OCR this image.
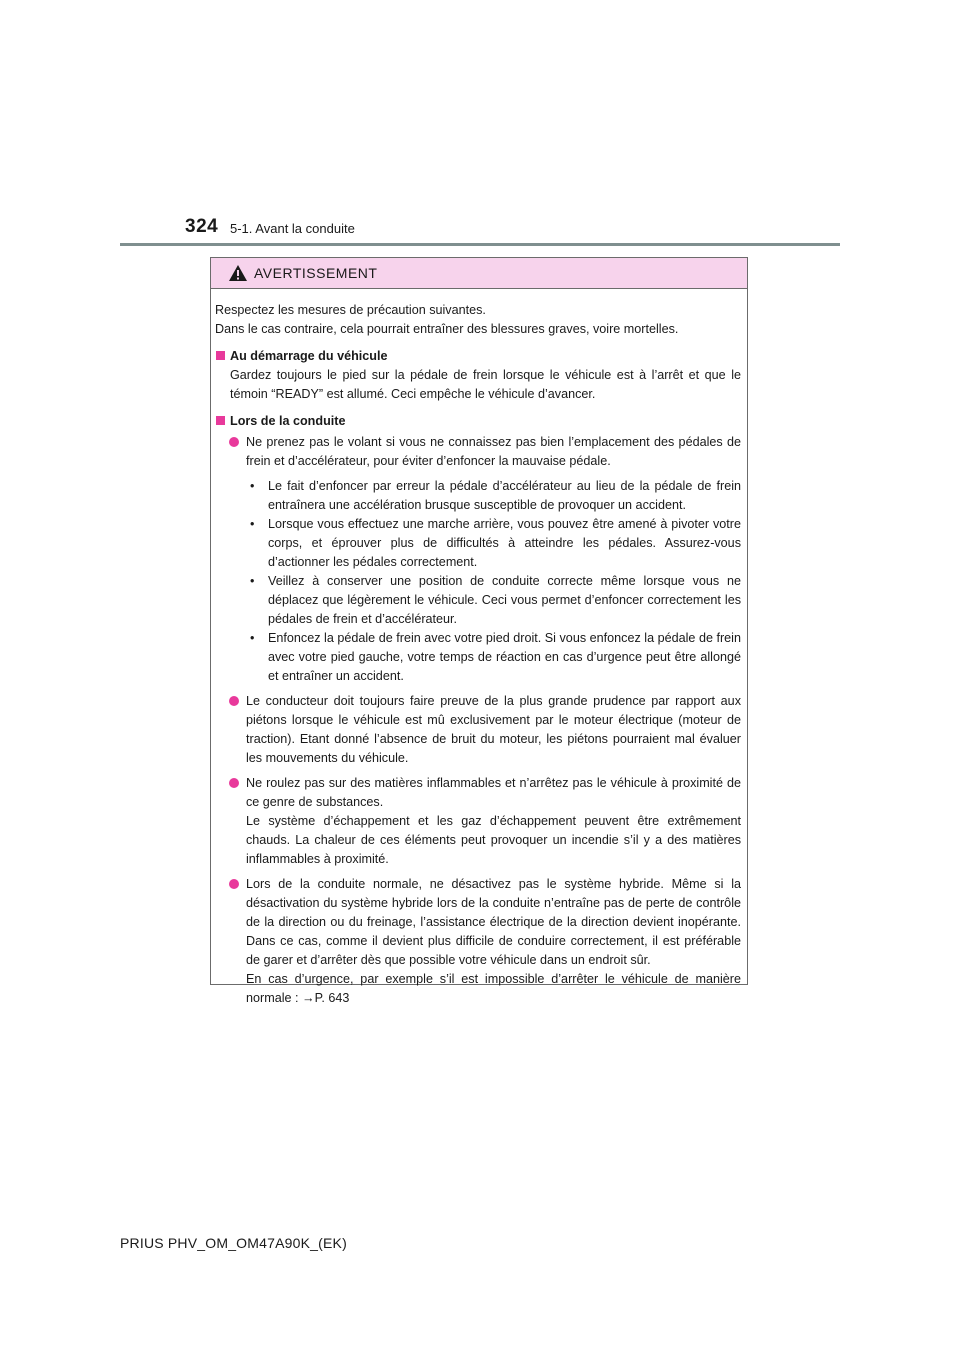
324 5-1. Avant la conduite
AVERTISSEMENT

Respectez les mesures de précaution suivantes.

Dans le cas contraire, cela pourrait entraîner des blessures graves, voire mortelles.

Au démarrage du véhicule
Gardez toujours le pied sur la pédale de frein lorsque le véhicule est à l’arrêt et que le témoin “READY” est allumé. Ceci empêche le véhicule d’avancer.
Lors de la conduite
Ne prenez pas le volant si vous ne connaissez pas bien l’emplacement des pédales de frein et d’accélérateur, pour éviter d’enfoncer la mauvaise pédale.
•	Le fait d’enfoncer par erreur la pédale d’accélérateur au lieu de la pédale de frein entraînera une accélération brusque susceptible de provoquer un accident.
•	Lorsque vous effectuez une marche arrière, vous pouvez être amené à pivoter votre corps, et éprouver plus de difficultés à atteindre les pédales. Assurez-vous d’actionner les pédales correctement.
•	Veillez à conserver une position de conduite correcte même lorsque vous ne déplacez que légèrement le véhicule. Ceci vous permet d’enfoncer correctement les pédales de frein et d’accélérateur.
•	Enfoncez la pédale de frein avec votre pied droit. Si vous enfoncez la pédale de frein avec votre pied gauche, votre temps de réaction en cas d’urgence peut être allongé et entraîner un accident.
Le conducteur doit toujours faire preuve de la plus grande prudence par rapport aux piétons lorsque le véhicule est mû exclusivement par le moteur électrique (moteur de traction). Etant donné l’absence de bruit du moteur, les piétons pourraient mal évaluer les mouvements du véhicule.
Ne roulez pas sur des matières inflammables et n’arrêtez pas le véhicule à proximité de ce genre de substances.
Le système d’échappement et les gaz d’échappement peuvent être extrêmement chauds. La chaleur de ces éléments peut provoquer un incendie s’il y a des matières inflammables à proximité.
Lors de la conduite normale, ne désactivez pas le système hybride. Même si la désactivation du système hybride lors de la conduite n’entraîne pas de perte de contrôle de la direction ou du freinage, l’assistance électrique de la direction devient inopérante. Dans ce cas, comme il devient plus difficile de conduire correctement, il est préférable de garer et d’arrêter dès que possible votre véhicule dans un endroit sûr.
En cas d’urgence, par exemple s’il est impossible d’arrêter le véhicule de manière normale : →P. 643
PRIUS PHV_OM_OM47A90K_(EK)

==

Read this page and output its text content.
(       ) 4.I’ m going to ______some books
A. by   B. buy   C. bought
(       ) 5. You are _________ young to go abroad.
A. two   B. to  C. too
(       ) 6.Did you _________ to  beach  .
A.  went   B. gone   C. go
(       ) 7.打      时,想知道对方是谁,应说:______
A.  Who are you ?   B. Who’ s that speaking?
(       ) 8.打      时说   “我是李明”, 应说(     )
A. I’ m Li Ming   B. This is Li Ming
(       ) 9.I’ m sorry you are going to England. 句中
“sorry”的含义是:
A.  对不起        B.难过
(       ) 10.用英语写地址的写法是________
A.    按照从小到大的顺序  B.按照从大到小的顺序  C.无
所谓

▸ STATED PROBLEM: From the records above, copy every line that holds the word "être".

▸ FINAL ANSWER:
•	Lorsque vous effectuez une marche arrière, vous pouvez être amené à pivoter votre corps, et éprouver plus de difficultés à atteindre les pédales. Assurez-vous d’actionner les pédales correctement.
•	Enfoncez la pédale de frein avec votre pied droit. Si vous enfoncez la pédale de frein avec votre pied gauche, votre temps de réaction en cas d’urgence peut être allongé et entraîner un accident.
Le système d’échappement et les gaz d’échappement peuvent être extrêmement chauds. La chaleur de ces éléments peut provoquer un incendie s’il y a des matières inflammables à proximité.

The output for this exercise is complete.